>> begin Dataset rows

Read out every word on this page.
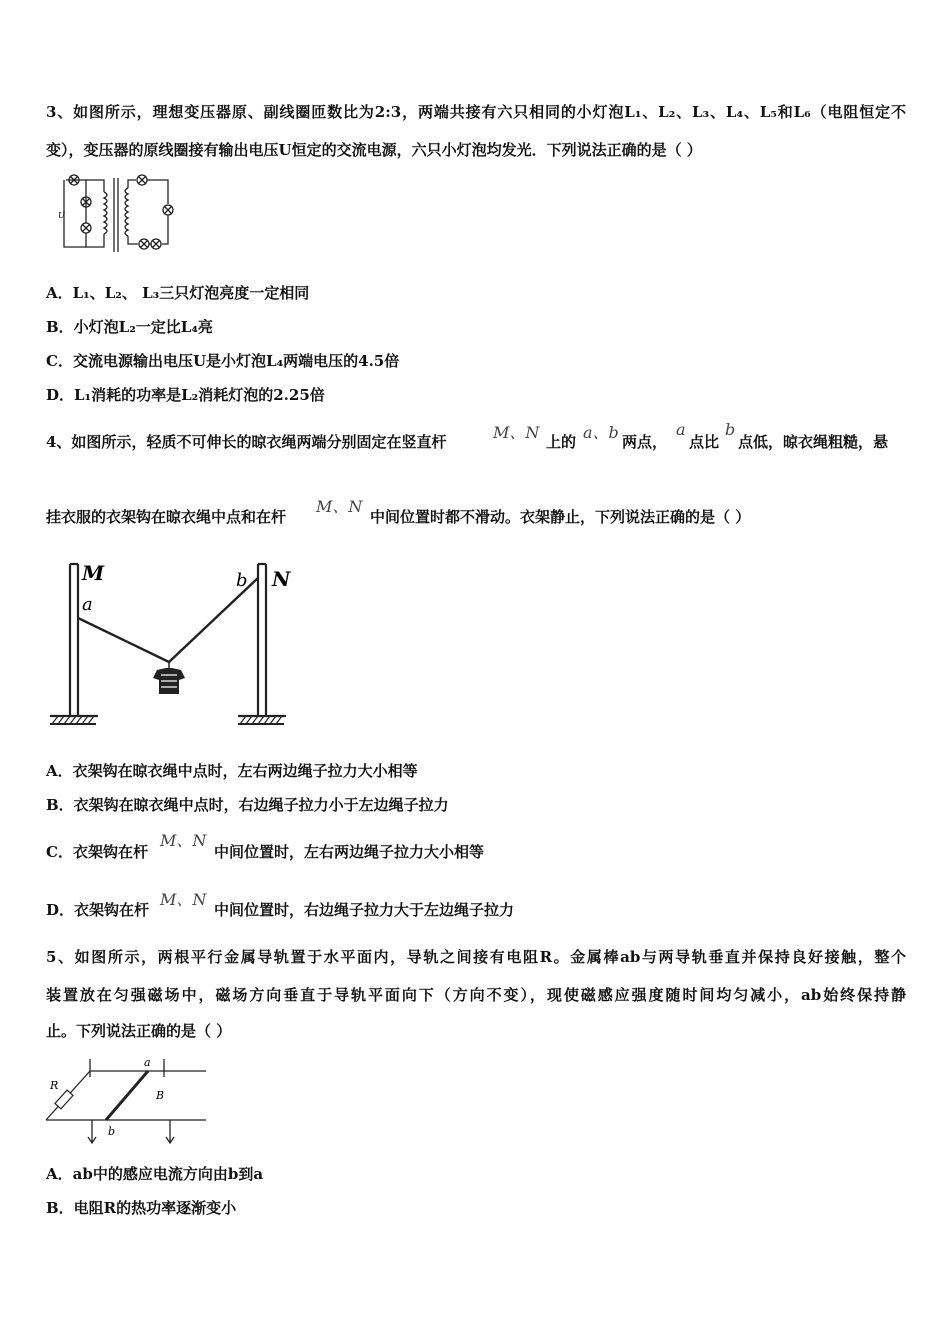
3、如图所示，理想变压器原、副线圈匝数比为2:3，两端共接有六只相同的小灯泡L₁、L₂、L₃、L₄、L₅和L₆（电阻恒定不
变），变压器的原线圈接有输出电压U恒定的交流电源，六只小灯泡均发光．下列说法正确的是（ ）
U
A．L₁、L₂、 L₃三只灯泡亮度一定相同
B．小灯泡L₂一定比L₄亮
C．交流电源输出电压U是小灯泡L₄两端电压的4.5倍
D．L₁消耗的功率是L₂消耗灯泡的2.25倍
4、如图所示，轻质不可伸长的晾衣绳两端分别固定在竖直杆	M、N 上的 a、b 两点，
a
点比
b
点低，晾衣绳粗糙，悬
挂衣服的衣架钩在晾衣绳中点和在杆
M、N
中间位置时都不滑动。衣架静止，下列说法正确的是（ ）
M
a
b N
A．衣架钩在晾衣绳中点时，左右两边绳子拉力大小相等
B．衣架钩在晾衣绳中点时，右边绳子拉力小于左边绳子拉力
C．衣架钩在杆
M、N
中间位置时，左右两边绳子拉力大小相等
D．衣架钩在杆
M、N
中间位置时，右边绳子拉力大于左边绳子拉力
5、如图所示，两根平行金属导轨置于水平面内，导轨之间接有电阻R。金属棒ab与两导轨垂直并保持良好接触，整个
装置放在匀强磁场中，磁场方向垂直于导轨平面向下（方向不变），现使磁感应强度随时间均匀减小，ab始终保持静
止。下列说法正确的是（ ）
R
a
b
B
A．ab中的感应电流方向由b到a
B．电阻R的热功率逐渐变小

>> end Dataset rows
>> begin Dataset rows

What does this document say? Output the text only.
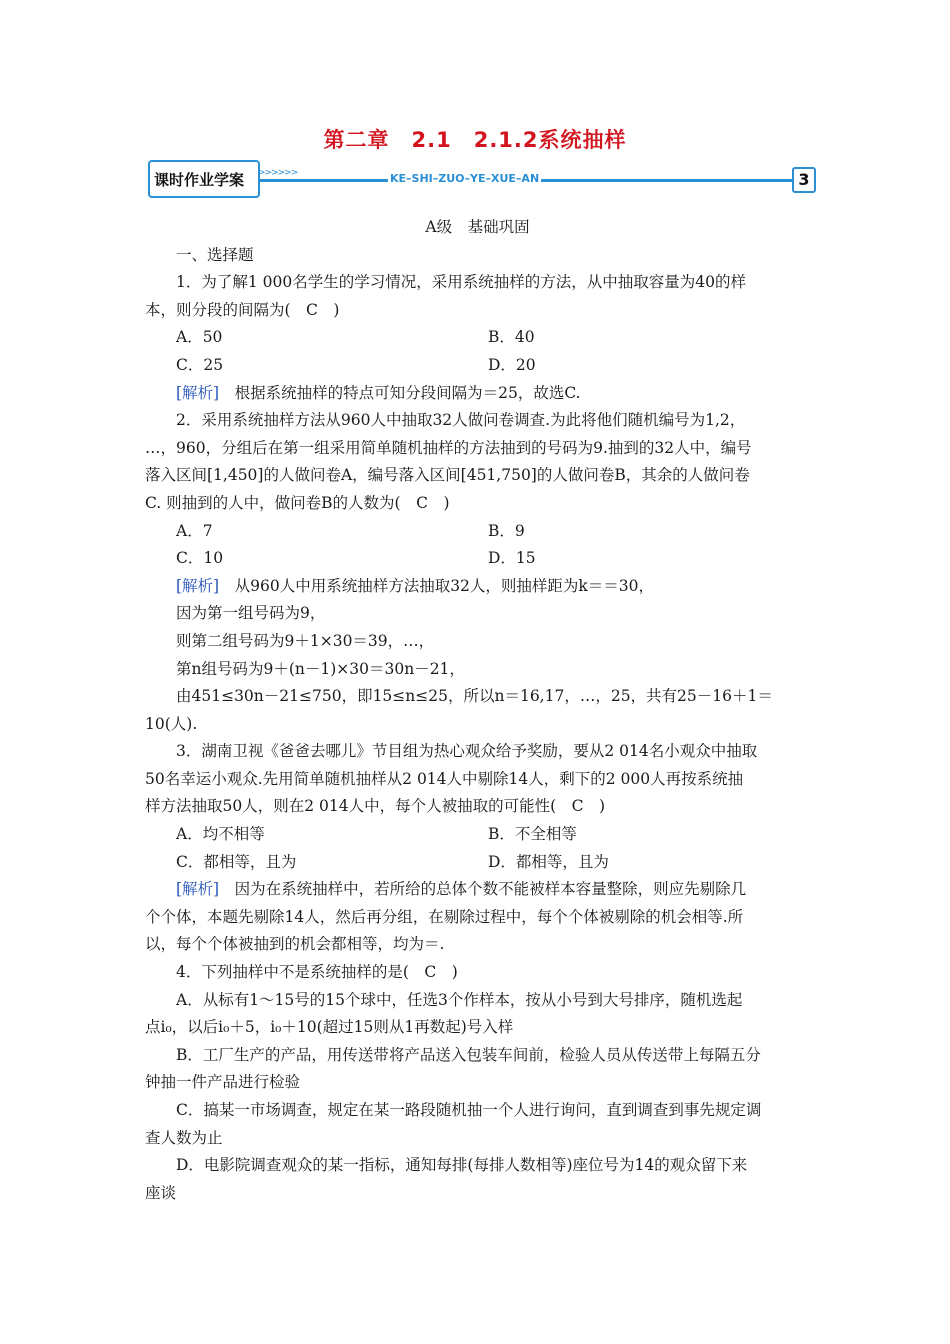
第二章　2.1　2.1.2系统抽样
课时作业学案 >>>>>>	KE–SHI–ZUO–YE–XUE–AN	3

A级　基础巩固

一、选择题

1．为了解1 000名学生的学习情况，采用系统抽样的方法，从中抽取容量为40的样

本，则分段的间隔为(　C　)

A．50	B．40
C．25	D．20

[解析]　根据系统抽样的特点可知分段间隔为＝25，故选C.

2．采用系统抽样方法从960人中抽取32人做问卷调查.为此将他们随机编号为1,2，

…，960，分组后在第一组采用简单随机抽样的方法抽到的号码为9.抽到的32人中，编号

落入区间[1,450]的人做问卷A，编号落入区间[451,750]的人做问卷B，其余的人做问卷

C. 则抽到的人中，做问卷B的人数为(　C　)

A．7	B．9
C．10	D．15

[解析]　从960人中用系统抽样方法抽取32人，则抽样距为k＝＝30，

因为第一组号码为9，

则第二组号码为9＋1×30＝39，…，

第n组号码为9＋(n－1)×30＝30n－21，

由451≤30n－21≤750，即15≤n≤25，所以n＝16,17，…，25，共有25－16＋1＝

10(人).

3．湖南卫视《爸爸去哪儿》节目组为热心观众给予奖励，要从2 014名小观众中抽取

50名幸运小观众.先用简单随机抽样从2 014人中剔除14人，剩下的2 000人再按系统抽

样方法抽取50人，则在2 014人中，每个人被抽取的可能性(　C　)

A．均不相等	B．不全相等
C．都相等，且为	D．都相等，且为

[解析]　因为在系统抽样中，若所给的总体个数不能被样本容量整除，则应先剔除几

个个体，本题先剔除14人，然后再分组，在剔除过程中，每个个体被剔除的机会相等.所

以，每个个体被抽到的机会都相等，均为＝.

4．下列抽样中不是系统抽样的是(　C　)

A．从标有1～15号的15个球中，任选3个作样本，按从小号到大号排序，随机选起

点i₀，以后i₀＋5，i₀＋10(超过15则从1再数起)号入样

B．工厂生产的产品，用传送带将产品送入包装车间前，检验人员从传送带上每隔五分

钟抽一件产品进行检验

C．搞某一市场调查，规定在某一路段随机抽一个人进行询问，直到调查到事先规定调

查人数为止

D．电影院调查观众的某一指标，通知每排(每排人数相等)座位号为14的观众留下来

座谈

>> end Dataset rows

## Exercise directions:
Copy out every line of the data that includes the word "下列说法正确的是".

## Exercise solution:
变），变压器的原线圈接有输出电压U恒定的交流电源，六只小灯泡均发光．下列说法正确的是（ ）
中间位置时都不滑动。衣架静止，下列说法正确的是（ ）
止。下列说法正确的是（ ）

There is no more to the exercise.